Stored data entries:
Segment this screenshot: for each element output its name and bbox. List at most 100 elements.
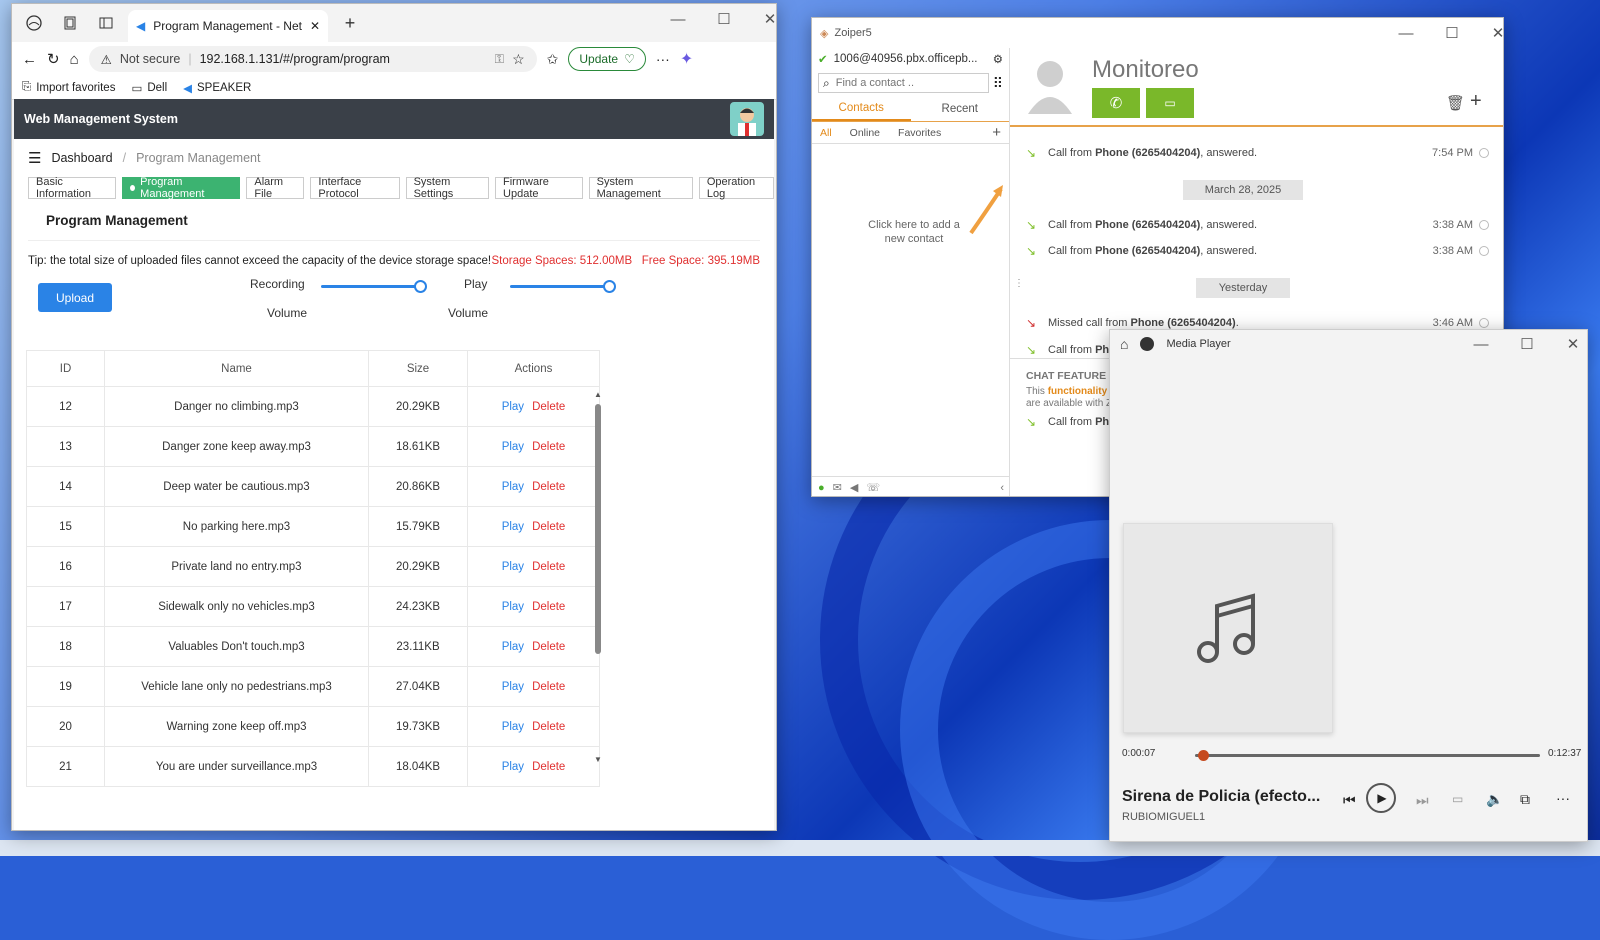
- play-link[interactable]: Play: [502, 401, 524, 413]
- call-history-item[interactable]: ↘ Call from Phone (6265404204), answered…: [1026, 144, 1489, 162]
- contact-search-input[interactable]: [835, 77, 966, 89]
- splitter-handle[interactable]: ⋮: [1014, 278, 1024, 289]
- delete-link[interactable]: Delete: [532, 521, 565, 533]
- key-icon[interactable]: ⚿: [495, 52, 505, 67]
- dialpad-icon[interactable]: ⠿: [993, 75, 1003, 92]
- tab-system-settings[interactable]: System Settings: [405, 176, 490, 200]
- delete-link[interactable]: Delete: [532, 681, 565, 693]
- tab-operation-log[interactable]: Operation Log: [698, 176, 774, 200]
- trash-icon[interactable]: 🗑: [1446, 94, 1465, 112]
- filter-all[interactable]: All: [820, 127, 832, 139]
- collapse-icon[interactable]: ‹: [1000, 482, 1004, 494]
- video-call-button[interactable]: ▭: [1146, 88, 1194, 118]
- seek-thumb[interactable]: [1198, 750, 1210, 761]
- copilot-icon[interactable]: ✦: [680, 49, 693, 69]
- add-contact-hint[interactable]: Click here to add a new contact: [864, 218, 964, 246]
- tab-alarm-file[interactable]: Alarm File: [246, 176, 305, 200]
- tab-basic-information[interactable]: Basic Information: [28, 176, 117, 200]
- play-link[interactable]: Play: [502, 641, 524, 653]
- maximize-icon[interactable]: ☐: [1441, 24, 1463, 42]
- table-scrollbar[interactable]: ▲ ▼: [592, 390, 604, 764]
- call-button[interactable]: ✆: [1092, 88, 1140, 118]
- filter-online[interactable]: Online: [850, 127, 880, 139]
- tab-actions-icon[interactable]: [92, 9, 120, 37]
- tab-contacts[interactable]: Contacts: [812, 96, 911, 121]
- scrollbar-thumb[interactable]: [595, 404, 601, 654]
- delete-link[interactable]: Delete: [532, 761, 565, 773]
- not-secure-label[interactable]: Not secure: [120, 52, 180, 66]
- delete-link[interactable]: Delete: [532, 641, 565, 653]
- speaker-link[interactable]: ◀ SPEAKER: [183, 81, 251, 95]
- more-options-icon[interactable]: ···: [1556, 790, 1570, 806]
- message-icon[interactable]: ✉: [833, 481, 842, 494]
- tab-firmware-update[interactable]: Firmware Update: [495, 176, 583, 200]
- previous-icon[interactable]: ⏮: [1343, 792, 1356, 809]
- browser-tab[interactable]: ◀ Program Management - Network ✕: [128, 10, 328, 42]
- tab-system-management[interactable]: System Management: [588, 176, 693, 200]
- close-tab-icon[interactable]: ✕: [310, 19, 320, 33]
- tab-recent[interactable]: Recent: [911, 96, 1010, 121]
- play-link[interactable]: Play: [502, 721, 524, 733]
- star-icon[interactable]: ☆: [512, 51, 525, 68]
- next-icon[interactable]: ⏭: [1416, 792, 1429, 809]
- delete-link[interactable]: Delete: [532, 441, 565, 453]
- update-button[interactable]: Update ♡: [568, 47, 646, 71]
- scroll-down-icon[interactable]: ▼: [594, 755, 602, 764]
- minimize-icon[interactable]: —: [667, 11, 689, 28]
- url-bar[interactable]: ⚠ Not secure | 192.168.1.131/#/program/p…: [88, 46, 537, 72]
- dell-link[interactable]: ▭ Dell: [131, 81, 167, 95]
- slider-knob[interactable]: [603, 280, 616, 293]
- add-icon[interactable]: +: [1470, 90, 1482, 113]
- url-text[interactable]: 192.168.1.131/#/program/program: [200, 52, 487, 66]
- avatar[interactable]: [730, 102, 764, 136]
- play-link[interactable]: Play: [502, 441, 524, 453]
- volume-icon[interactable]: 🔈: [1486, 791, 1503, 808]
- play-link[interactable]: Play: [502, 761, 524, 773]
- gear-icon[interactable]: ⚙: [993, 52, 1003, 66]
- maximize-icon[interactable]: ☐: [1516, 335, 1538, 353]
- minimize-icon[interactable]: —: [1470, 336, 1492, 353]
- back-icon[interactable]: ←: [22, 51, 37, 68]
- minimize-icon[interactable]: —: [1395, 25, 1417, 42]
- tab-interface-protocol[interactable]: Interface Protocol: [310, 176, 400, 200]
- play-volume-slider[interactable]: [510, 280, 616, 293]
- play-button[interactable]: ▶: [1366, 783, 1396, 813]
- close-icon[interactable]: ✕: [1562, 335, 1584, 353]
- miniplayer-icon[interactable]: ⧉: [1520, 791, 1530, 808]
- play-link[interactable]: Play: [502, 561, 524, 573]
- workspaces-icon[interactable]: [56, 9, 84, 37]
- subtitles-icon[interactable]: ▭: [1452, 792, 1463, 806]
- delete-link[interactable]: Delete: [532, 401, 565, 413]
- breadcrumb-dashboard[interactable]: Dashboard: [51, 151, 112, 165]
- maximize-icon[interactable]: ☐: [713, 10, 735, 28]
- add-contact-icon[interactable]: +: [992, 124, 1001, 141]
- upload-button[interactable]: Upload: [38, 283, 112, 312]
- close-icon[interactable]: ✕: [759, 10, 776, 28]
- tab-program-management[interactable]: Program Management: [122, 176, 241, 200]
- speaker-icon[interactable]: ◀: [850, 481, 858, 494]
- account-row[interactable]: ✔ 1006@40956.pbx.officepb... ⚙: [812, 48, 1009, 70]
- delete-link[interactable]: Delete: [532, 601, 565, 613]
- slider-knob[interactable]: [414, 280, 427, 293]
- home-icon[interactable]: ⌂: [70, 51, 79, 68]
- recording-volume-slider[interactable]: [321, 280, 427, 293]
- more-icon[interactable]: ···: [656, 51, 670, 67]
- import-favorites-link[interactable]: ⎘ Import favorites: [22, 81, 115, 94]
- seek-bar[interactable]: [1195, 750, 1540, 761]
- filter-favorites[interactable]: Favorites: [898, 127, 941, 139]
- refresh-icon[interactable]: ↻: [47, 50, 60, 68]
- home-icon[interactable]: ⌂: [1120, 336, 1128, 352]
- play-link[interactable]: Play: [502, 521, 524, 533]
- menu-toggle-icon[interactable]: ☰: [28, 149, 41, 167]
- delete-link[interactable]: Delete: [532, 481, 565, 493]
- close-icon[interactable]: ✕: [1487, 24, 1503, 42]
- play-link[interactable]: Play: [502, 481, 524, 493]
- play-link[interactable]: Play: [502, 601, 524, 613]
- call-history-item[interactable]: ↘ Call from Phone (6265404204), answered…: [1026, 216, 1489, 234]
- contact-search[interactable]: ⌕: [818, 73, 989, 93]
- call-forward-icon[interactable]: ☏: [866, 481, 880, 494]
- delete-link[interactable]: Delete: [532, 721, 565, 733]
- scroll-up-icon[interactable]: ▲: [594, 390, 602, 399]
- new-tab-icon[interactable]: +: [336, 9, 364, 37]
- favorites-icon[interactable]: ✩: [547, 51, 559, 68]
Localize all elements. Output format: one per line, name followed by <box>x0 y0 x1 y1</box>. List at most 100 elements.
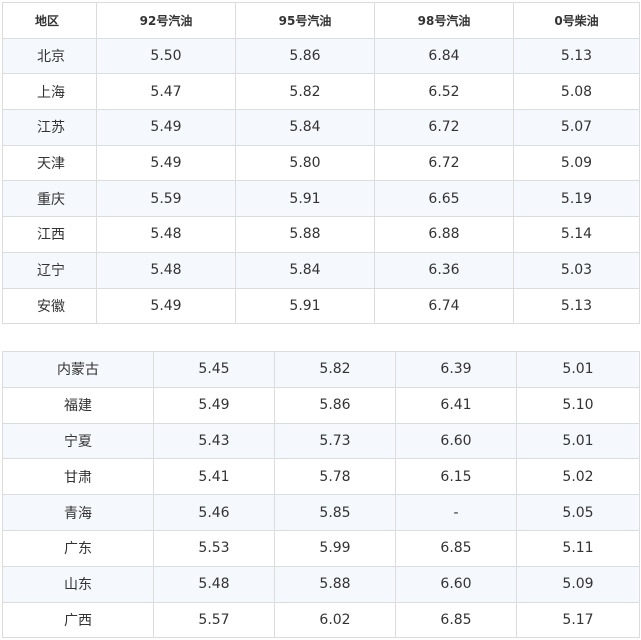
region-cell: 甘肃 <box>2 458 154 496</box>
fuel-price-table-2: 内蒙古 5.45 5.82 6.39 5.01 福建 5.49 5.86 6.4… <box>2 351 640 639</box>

| STATED PROBLEM |
Please show each line of the data above that contains the word "elements".

| EXERCISE RESPONSE |
Segment this screenshot: for each element output its name and bbox. List at most 100 elements.
Localize all elements. Output format: one per line, name followed by <box>x0 y0 x1 y1</box>. List at most 100 elements.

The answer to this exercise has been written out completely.